* _Records provided_
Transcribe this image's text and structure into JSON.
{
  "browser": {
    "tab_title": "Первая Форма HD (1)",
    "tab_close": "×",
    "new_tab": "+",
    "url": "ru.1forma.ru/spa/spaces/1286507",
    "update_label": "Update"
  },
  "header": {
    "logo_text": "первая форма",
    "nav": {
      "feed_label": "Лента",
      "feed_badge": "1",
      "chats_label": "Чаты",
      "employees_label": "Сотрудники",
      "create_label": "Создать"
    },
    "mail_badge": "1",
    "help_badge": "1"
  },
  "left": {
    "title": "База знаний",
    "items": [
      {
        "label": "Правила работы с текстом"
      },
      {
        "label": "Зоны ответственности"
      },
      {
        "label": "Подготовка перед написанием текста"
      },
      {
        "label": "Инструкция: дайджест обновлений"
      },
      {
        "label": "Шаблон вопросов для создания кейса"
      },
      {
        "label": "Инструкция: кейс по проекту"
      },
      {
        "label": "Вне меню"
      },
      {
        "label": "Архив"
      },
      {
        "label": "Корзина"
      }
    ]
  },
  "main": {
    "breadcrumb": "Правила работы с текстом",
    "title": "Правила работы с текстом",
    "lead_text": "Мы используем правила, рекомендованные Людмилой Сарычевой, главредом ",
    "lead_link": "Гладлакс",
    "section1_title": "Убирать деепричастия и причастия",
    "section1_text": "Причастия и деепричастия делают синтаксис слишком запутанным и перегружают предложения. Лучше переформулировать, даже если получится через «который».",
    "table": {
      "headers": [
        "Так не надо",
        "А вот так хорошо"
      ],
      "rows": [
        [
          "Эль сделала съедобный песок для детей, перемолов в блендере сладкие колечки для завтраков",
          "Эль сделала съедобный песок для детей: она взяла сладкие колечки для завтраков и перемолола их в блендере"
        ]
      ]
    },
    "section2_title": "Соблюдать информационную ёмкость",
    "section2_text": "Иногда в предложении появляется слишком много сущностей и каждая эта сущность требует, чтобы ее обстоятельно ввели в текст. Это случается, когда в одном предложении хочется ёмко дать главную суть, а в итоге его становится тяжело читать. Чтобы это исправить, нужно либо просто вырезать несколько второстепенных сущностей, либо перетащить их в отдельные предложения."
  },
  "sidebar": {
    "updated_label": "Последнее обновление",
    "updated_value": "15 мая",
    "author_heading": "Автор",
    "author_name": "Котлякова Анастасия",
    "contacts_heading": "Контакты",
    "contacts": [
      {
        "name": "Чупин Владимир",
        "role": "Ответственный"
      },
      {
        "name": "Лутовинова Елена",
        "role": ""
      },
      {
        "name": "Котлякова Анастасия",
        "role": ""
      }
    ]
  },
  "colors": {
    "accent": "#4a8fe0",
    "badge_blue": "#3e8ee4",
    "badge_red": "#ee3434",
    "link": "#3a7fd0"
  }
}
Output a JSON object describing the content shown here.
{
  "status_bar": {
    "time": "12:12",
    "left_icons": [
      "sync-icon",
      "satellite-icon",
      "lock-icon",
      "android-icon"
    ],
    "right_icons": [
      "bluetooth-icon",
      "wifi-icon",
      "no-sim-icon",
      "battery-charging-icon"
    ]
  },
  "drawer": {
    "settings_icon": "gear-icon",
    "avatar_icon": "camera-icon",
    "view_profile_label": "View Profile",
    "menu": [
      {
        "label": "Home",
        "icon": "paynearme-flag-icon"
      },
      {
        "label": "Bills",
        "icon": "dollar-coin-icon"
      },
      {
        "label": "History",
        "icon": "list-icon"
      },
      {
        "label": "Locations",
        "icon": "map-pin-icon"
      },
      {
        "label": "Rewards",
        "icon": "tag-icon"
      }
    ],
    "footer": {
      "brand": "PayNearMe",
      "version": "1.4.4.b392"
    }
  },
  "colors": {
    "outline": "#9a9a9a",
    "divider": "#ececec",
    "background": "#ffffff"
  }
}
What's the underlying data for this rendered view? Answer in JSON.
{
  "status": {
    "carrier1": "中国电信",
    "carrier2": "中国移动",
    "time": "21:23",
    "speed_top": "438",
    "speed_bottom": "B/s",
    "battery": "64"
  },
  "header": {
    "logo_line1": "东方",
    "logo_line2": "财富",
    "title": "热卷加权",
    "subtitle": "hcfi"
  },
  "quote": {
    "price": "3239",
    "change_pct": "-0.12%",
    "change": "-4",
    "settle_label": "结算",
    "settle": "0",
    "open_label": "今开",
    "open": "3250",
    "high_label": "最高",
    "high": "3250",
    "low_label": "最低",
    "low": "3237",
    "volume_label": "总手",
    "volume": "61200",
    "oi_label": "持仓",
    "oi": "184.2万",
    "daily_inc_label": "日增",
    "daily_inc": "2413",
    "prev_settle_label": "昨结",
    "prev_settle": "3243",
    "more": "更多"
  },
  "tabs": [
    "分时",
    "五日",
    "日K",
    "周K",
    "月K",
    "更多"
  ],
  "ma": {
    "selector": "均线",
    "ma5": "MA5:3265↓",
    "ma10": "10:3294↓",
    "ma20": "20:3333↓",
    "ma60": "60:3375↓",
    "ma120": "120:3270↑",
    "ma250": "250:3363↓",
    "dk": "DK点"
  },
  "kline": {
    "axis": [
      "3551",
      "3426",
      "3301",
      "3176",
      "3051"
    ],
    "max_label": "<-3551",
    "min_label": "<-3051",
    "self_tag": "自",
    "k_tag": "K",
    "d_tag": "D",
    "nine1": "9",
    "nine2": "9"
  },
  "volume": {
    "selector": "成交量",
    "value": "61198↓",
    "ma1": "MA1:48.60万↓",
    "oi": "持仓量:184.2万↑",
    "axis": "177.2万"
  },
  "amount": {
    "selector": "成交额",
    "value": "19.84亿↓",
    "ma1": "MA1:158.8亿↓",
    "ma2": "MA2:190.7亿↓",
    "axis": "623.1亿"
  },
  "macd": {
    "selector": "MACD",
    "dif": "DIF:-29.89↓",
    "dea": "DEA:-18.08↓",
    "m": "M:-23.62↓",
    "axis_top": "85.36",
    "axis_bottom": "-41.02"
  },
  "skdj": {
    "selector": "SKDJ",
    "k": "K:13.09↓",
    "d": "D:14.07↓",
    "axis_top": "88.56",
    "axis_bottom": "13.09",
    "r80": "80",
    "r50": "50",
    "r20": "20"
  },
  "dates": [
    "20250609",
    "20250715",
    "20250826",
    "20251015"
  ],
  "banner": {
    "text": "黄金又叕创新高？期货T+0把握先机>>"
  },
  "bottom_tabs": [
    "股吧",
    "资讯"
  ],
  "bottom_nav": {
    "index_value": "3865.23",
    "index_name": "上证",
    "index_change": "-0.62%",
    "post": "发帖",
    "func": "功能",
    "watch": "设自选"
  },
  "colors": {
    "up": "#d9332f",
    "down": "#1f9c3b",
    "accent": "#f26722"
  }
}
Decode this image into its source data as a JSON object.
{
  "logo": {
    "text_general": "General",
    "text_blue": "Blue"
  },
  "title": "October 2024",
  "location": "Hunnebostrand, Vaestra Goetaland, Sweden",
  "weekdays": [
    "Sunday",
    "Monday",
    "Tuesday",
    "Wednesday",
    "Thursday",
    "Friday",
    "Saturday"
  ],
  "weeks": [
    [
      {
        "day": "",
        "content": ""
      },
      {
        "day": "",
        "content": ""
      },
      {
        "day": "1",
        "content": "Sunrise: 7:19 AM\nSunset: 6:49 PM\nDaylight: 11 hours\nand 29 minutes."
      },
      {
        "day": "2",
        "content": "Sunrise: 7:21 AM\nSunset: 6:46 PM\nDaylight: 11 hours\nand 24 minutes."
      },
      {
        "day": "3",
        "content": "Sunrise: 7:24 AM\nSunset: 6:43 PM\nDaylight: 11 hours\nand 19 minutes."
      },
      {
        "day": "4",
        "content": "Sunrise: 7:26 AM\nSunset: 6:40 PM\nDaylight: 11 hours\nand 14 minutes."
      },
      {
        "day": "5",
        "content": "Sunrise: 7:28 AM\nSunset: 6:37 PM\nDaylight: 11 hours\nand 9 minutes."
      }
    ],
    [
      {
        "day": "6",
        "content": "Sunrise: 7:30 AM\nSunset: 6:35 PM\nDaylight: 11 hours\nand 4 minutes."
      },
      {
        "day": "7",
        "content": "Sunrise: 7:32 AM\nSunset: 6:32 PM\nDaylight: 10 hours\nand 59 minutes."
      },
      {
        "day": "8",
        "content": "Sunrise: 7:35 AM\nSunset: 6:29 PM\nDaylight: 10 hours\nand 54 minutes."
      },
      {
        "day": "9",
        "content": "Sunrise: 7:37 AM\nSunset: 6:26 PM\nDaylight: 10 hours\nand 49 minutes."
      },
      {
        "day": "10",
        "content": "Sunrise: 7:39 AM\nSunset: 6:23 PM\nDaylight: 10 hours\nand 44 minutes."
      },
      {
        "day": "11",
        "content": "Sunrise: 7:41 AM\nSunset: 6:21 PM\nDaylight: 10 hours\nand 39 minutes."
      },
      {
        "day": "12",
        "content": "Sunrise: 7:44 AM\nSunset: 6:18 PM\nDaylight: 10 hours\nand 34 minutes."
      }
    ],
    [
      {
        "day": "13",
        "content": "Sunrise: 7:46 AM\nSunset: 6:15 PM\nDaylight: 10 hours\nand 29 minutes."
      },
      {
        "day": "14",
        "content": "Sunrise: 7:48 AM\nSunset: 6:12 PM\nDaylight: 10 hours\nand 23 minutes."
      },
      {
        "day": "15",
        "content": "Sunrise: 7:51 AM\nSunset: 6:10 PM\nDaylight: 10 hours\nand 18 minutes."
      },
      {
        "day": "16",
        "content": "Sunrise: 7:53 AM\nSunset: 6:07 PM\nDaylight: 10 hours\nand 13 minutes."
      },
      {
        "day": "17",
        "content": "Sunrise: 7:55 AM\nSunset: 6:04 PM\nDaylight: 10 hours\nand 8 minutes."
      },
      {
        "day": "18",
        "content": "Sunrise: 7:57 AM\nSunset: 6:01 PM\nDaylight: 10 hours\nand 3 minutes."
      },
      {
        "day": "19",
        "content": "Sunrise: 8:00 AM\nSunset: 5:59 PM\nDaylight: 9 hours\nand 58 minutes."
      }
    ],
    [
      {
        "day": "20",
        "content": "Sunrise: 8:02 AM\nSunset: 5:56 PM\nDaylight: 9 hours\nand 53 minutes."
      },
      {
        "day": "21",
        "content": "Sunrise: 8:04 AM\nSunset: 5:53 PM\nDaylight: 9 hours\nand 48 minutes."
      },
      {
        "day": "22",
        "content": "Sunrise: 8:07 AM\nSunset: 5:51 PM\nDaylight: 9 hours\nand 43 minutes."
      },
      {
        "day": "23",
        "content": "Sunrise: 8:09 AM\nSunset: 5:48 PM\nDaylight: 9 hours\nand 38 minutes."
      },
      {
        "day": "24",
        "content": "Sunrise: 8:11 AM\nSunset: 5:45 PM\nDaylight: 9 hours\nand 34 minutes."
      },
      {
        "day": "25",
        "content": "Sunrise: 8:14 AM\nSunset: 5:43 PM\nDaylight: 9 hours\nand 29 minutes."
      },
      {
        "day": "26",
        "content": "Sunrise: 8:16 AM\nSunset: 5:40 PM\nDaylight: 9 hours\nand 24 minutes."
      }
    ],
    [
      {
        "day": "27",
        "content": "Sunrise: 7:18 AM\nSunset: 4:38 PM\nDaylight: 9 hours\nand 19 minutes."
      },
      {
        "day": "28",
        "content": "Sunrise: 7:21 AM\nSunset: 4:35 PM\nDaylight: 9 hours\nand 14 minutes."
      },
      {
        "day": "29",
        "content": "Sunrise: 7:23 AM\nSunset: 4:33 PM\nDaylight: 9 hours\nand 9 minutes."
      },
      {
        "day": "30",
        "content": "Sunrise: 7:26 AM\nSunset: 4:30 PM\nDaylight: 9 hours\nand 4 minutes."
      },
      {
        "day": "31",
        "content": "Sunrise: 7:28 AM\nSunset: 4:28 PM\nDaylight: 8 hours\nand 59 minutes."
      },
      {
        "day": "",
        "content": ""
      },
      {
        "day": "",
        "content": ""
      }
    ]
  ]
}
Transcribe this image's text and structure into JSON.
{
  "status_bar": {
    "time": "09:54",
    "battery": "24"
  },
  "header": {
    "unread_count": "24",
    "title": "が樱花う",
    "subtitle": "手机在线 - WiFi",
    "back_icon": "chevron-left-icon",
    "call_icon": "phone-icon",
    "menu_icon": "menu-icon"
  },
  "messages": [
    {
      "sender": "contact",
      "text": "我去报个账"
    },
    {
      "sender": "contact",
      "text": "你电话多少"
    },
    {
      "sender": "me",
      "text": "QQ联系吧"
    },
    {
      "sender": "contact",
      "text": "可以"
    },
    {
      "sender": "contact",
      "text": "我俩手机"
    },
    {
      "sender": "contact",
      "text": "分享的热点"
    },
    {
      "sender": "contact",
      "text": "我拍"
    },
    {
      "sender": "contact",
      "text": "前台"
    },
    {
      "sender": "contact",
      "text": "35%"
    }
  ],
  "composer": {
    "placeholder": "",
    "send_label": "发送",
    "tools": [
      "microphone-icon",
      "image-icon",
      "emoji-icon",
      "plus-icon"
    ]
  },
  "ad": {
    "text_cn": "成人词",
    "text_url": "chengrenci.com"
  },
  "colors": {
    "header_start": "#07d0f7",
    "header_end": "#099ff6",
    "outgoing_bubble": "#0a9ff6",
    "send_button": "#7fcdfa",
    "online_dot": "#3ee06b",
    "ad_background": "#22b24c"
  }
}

* _What the exercise asks_
Your answer should be one number: the count of lines in the data above that include the word "работы".

* _Expected answer_
3